■ DESCRIPTION OF THE TASK ■
From the entries below, copy out every line with "salsa" in it.

■ EXERCISE MATERIAL ■

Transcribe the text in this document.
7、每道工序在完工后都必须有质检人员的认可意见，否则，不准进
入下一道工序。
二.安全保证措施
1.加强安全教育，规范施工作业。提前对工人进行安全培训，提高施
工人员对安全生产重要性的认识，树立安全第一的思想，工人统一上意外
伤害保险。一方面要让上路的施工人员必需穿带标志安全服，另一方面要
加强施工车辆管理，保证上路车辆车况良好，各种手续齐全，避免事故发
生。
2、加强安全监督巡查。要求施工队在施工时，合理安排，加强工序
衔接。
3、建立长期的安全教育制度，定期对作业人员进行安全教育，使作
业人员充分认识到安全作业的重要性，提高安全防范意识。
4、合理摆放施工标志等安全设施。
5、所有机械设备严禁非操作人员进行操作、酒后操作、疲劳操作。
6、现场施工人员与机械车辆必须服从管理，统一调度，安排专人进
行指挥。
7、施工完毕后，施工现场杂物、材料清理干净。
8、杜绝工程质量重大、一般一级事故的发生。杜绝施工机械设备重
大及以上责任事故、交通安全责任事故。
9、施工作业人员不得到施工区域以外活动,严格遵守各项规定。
---
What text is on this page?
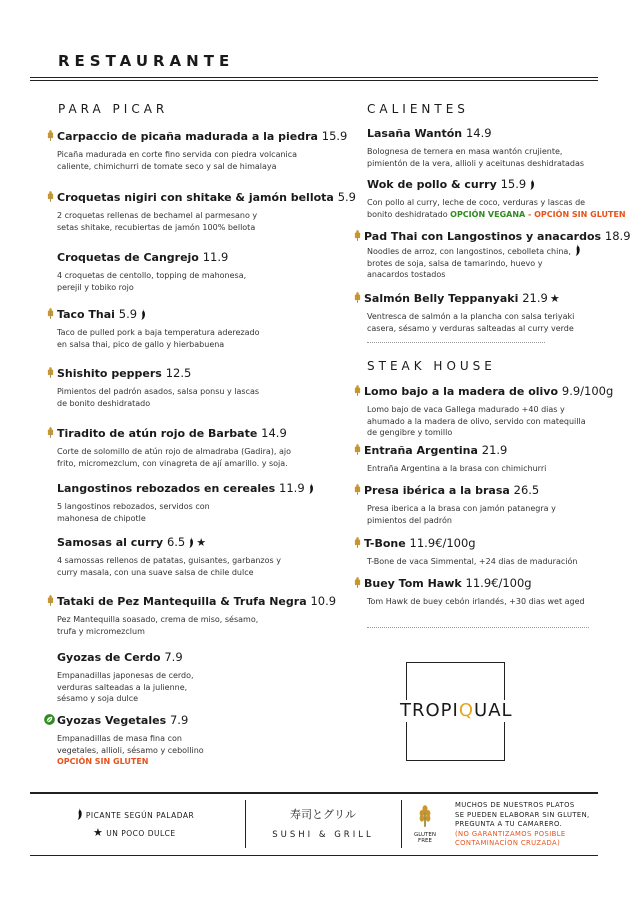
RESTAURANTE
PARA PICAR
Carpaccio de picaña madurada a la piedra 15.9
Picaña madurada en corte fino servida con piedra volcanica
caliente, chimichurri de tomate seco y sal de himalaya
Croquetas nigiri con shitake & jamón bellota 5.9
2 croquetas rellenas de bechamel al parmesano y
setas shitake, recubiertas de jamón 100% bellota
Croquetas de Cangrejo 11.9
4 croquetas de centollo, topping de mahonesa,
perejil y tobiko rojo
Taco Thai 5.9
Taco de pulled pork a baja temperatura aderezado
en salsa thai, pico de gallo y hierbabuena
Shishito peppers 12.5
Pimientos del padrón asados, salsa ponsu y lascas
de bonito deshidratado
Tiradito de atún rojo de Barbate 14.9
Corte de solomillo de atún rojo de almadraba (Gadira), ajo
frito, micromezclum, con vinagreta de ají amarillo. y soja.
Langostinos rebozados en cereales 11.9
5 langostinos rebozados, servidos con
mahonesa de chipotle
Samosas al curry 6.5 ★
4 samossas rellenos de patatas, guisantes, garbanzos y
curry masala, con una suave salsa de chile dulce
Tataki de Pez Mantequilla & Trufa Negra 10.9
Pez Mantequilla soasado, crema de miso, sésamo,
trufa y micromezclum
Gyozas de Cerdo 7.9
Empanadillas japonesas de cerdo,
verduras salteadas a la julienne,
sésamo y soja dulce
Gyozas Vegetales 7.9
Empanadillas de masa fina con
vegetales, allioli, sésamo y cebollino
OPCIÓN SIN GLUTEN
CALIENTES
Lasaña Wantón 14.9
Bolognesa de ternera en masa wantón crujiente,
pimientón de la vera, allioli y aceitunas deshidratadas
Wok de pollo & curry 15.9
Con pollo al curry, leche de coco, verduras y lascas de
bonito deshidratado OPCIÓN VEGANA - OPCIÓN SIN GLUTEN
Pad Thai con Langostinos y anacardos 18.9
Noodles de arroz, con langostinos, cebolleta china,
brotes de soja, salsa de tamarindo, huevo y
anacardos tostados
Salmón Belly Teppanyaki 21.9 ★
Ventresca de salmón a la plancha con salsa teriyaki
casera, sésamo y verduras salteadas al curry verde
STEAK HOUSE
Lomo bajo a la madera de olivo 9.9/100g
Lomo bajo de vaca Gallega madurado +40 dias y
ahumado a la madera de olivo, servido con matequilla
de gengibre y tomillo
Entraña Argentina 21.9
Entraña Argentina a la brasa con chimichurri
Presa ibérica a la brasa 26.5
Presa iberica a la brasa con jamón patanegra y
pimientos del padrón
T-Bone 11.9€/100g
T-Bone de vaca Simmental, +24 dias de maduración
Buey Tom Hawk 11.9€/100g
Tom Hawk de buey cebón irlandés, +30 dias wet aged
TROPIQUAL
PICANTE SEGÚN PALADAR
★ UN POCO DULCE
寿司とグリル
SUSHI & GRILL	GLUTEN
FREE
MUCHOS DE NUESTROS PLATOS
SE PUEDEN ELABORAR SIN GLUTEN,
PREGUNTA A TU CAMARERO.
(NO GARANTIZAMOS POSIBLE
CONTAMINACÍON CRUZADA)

■ SOLVED PROBLEM ■
en salsa thai, pico de gallo y hierbabuena
Pimientos del padrón asados, salsa ponsu y lascas
curry masala, con una suave salsa de chile dulce
brotes de soja, salsa de tamarindo, huevo y
Ventresca de salmón a la plancha con salsa teriyaki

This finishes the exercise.